**** Input for this task
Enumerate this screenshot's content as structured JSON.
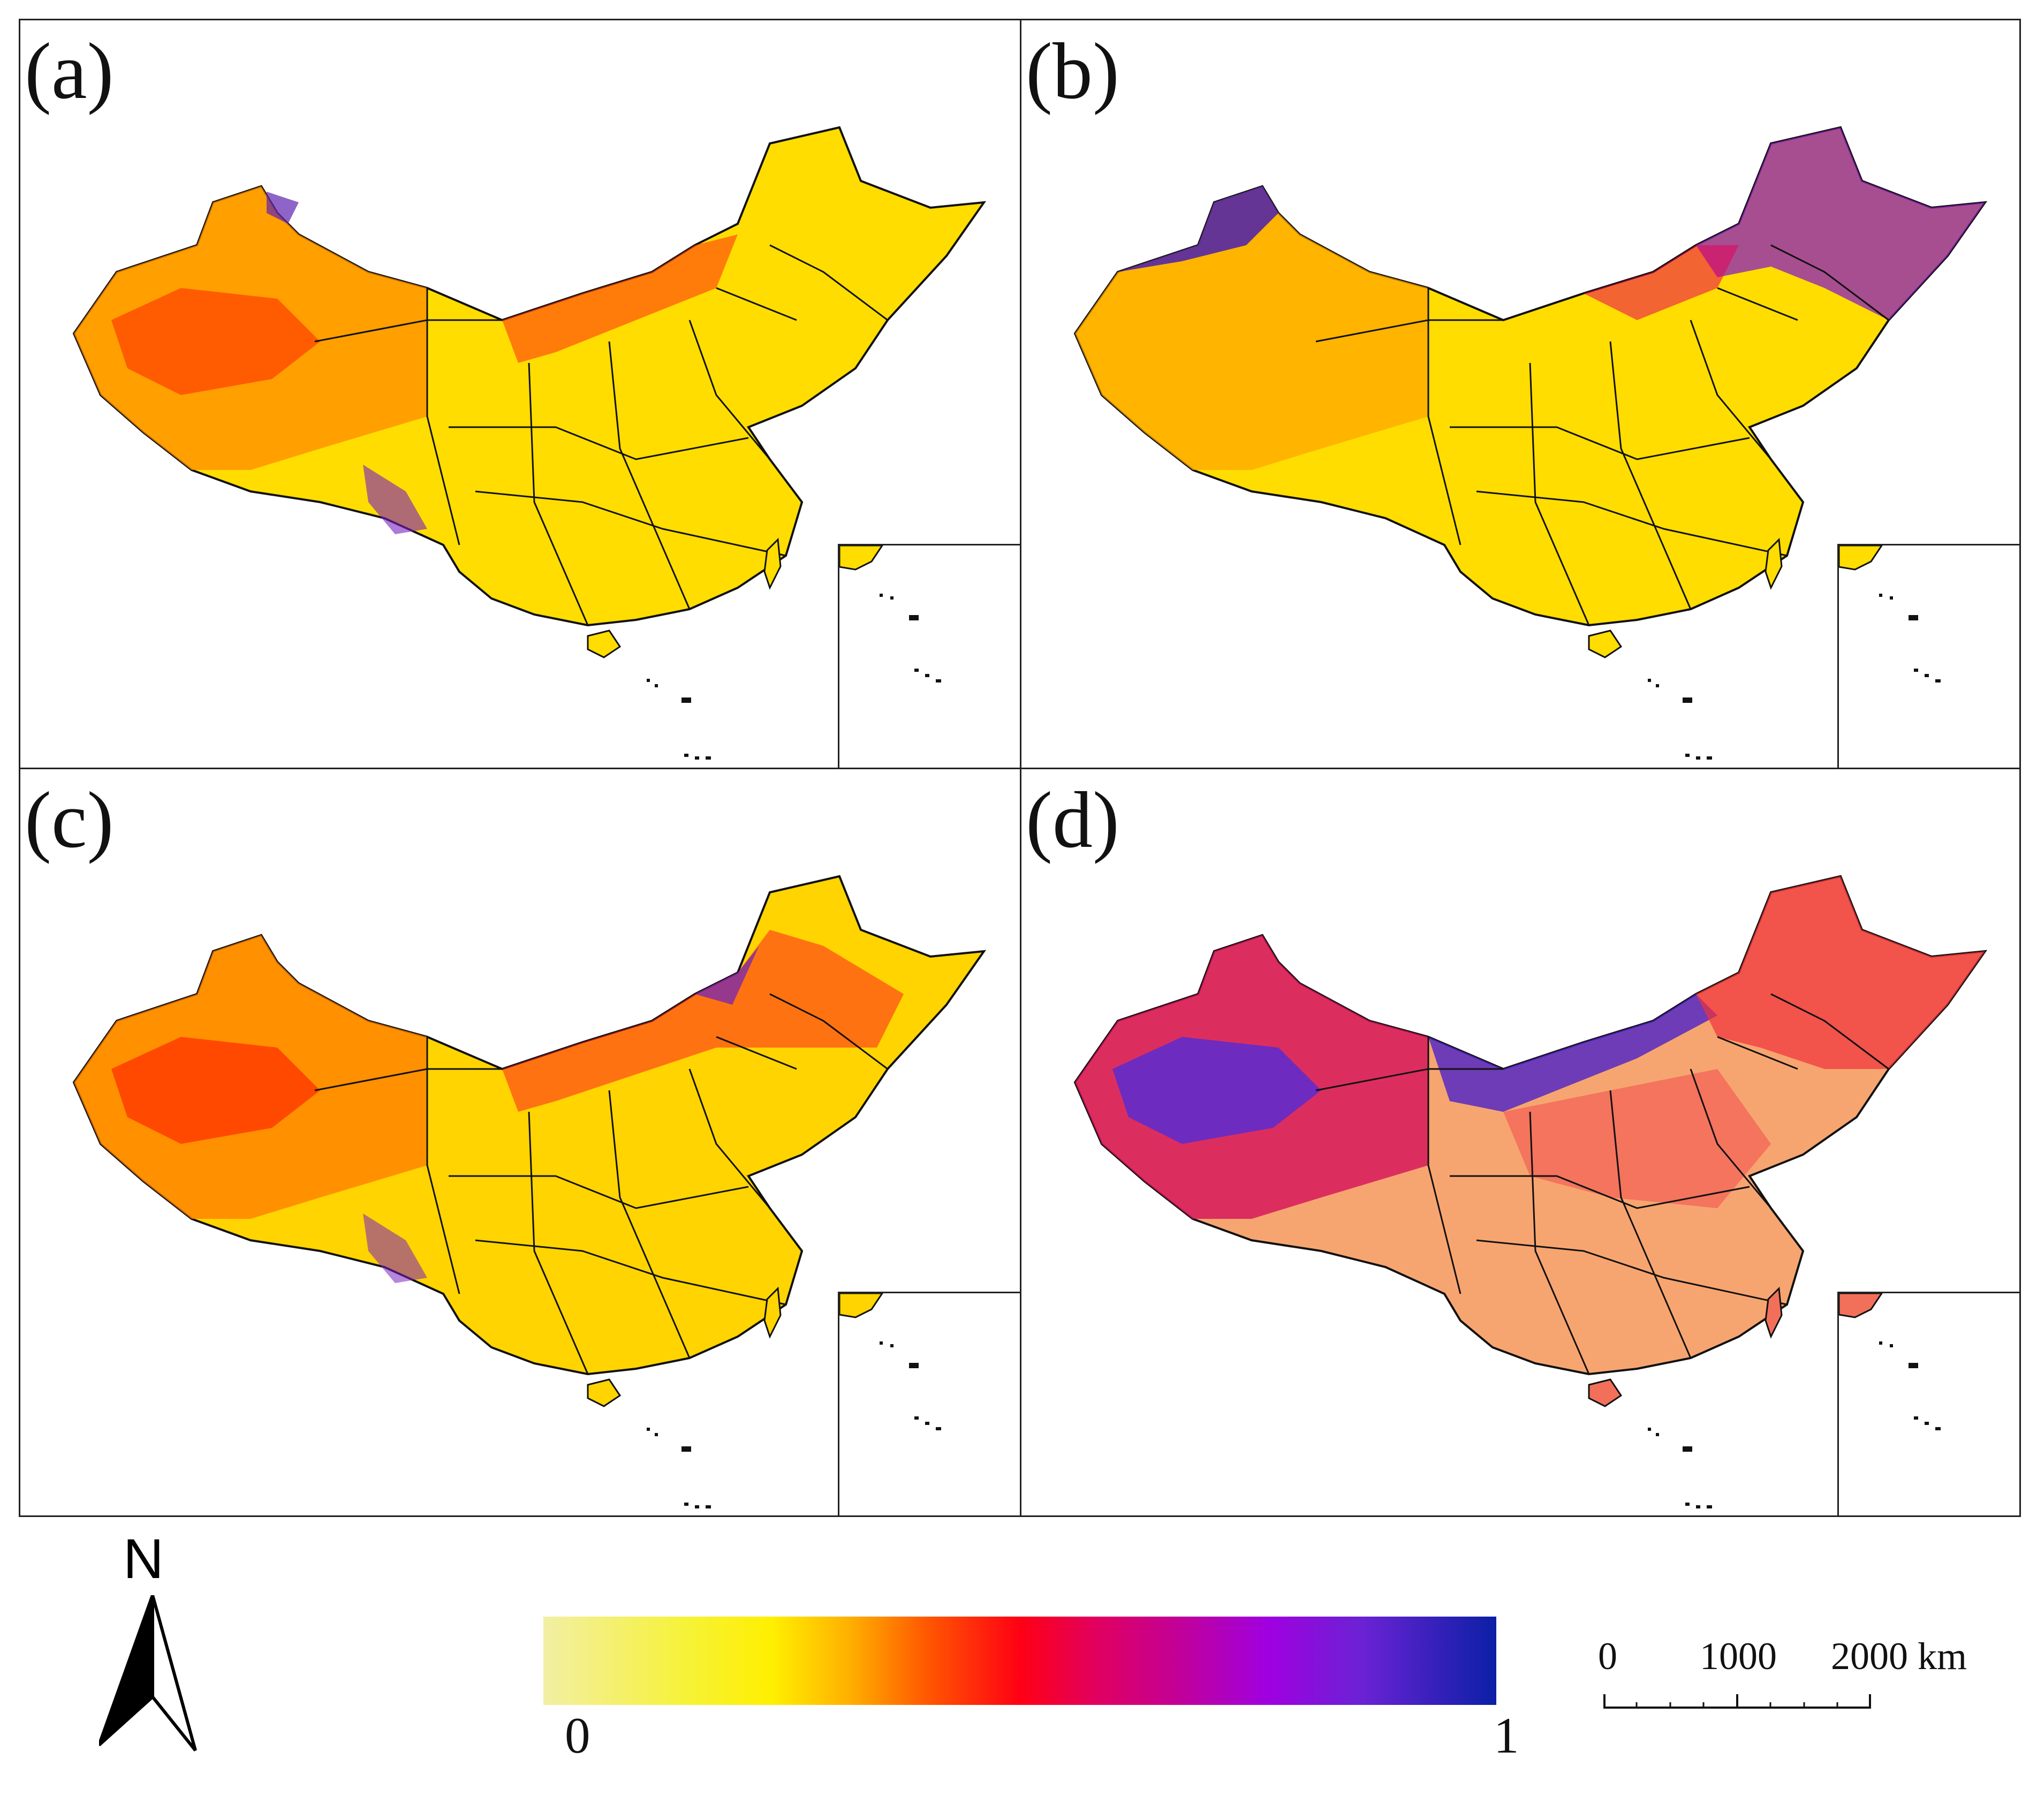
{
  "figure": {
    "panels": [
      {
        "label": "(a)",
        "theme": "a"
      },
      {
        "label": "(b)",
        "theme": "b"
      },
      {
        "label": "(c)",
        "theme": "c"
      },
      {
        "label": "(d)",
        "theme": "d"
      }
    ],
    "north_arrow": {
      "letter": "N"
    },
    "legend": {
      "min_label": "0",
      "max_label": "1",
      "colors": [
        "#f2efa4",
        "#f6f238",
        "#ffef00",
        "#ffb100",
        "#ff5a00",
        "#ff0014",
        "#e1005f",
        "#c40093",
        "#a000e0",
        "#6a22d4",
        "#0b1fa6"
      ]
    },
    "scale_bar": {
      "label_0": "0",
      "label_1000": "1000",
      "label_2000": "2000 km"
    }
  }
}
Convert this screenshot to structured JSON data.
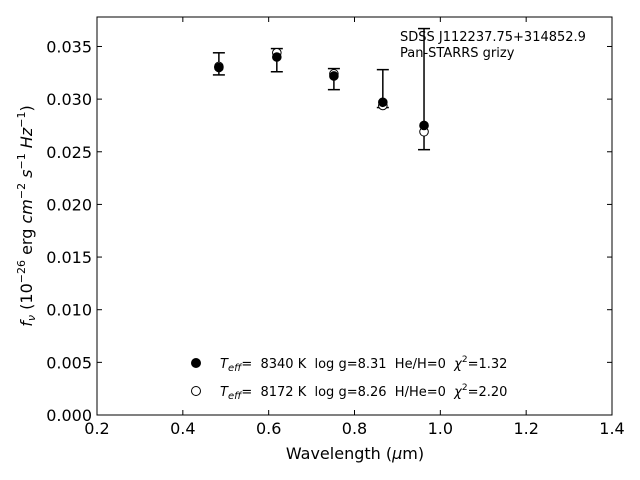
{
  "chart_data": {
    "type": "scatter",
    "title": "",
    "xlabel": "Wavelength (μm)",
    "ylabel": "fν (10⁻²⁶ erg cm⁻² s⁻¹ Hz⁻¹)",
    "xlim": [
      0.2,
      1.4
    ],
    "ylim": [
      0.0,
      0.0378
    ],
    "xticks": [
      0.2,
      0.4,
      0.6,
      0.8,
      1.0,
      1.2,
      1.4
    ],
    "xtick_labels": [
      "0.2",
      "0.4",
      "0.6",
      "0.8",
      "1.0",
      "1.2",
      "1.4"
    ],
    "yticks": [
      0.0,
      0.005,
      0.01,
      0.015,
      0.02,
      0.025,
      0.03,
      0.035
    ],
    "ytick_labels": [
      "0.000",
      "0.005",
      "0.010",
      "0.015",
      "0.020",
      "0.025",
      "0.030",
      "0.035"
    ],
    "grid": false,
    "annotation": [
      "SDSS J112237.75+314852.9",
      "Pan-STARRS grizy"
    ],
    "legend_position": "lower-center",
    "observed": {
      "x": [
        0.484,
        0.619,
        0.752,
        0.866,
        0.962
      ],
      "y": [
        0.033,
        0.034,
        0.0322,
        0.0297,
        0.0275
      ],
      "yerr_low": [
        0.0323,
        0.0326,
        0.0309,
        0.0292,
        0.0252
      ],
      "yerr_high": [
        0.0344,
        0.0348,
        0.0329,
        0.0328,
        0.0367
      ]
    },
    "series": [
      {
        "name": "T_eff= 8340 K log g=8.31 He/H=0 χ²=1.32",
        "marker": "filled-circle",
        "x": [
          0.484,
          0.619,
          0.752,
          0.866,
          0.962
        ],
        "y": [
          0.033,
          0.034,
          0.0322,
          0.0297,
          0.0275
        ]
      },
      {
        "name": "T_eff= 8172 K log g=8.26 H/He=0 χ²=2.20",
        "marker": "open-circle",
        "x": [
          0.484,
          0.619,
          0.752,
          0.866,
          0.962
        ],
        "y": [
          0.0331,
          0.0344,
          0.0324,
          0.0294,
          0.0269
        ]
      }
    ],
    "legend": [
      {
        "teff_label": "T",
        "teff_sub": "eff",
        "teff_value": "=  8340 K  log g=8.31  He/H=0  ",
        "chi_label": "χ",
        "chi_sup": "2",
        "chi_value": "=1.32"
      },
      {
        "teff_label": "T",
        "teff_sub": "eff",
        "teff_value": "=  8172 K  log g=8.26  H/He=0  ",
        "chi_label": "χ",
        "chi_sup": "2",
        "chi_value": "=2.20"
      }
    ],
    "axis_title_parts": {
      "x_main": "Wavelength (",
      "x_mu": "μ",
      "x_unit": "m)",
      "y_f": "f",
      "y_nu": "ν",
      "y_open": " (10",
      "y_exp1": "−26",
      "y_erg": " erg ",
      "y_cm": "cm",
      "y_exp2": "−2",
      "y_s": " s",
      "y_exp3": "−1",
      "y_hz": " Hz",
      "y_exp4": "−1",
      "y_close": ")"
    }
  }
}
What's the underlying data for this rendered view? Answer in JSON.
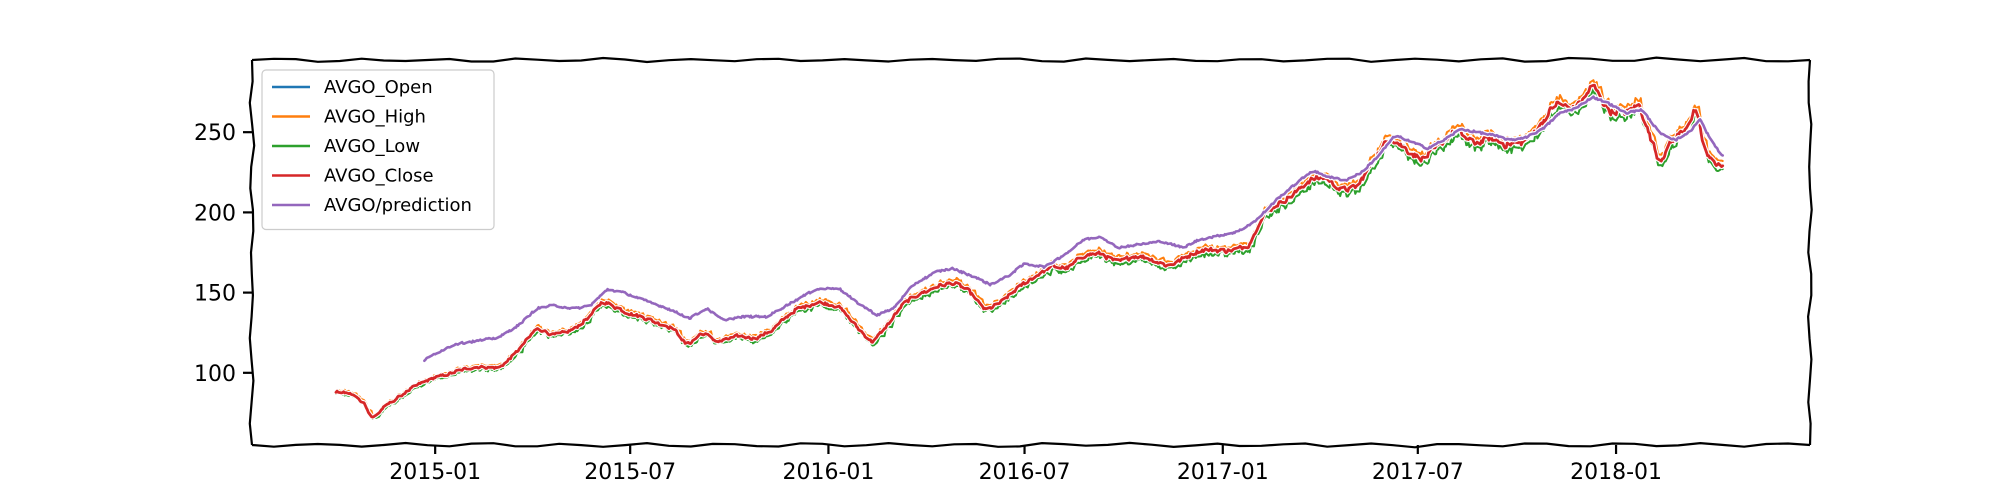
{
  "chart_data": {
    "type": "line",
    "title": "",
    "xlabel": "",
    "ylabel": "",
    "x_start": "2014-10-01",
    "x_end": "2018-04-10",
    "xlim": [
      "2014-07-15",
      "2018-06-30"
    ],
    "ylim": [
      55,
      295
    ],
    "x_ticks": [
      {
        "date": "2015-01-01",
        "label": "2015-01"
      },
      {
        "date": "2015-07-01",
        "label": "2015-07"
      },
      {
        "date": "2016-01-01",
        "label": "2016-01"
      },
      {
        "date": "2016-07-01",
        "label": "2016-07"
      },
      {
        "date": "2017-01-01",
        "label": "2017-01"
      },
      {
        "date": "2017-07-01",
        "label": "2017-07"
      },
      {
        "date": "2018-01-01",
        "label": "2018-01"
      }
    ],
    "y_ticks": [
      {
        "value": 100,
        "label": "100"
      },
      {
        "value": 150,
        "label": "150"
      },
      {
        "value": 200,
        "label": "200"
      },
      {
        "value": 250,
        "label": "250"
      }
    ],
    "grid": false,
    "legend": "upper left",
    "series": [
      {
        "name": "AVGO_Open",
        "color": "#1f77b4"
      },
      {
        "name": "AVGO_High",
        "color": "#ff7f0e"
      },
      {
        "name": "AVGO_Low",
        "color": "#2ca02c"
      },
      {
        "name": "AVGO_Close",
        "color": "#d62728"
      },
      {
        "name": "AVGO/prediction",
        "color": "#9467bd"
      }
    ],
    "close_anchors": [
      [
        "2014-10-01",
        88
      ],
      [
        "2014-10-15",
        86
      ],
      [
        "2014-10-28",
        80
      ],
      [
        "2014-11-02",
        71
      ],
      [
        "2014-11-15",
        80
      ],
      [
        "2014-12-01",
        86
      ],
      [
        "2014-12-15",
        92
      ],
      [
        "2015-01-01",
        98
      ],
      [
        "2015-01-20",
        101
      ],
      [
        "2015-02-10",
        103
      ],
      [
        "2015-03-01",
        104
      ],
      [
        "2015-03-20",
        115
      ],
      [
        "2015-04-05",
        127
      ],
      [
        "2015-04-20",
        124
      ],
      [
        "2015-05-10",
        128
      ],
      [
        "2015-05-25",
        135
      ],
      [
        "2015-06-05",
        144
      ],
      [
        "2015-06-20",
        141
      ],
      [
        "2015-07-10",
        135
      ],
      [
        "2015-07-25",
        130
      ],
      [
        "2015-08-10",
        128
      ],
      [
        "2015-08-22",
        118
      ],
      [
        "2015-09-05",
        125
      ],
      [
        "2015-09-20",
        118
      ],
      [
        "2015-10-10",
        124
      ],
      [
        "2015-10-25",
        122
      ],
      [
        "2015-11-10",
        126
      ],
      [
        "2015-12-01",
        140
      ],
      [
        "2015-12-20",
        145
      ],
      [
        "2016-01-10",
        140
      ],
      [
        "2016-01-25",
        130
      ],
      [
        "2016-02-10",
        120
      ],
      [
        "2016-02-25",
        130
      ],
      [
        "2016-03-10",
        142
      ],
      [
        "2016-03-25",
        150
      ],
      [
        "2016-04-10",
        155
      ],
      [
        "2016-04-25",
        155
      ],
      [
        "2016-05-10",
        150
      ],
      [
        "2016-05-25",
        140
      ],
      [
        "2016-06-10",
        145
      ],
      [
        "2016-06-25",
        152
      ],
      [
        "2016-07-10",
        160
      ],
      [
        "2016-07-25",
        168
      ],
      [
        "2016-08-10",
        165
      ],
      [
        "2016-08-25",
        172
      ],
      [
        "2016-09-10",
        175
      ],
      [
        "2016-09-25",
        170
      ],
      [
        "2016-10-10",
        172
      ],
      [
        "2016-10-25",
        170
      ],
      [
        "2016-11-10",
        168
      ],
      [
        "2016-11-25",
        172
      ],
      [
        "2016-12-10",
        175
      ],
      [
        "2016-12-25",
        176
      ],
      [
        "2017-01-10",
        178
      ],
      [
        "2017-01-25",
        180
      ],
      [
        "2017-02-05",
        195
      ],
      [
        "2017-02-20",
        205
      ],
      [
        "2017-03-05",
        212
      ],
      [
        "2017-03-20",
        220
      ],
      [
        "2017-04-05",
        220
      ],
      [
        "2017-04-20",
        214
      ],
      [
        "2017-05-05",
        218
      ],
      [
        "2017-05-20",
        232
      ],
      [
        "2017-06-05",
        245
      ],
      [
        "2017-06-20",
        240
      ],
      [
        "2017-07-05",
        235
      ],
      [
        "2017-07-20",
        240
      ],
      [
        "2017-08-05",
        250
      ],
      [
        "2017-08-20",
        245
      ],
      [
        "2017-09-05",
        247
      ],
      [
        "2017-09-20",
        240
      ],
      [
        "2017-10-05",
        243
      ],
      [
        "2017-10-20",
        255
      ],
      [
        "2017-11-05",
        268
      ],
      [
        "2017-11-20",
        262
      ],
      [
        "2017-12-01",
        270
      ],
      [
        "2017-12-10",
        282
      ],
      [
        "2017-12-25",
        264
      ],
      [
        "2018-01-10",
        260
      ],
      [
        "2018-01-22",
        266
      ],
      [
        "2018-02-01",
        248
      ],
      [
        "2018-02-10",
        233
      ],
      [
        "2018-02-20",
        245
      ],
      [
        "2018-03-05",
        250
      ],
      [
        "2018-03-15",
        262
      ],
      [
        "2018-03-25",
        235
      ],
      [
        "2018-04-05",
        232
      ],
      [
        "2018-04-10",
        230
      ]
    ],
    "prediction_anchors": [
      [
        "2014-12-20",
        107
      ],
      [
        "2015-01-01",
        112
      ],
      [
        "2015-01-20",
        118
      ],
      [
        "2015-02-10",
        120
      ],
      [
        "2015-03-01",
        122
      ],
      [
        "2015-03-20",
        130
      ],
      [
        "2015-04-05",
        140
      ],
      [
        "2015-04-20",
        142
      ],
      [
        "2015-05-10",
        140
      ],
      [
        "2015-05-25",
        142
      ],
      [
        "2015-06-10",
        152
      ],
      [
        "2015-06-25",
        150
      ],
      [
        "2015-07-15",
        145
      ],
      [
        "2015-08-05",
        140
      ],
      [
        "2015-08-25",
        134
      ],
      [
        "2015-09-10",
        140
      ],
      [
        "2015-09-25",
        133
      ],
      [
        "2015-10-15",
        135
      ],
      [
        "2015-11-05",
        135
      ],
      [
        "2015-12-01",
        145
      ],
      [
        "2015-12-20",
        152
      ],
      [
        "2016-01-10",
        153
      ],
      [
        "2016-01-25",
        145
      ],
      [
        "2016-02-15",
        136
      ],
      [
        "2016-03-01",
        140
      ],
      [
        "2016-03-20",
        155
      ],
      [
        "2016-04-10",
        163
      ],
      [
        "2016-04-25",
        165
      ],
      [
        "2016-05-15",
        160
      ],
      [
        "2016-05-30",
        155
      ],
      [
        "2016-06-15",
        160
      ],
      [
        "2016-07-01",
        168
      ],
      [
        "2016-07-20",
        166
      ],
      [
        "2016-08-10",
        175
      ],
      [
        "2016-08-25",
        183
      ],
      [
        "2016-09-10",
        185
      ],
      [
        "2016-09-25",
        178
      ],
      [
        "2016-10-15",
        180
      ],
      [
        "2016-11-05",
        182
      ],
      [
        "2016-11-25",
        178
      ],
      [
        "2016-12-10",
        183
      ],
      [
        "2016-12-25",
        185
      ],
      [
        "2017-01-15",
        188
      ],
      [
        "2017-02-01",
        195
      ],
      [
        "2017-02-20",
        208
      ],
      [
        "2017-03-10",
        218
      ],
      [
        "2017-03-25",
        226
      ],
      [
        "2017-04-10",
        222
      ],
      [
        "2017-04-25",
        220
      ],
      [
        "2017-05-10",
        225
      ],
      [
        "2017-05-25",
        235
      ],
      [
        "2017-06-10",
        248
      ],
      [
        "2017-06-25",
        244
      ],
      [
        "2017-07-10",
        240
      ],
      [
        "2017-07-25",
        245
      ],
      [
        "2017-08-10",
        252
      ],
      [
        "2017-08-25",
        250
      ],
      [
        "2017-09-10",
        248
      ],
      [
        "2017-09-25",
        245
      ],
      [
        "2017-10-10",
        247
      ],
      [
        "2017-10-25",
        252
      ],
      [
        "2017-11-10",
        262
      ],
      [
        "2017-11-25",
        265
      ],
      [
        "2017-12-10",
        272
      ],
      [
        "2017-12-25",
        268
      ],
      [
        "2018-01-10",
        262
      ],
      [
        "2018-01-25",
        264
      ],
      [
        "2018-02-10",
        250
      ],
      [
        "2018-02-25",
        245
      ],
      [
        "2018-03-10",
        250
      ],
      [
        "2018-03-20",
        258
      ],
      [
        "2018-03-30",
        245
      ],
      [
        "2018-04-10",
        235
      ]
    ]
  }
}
********
[Given request]:
Read the lines above. Gather those in which the string "name" is found.

[Expected answer]:
        "name": "T_eff= 8340 K log g=8.31 He/H=0 χ²=1.32",
        "name": "T_eff= 8172 K log g=8.26 H/He=0 χ²=2.20",
        "name": "AVGO_Open",
        "name": "AVGO_High",
        "name": "AVGO_Low",
        "name": "AVGO_Close",
        "name": "AVGO/prediction",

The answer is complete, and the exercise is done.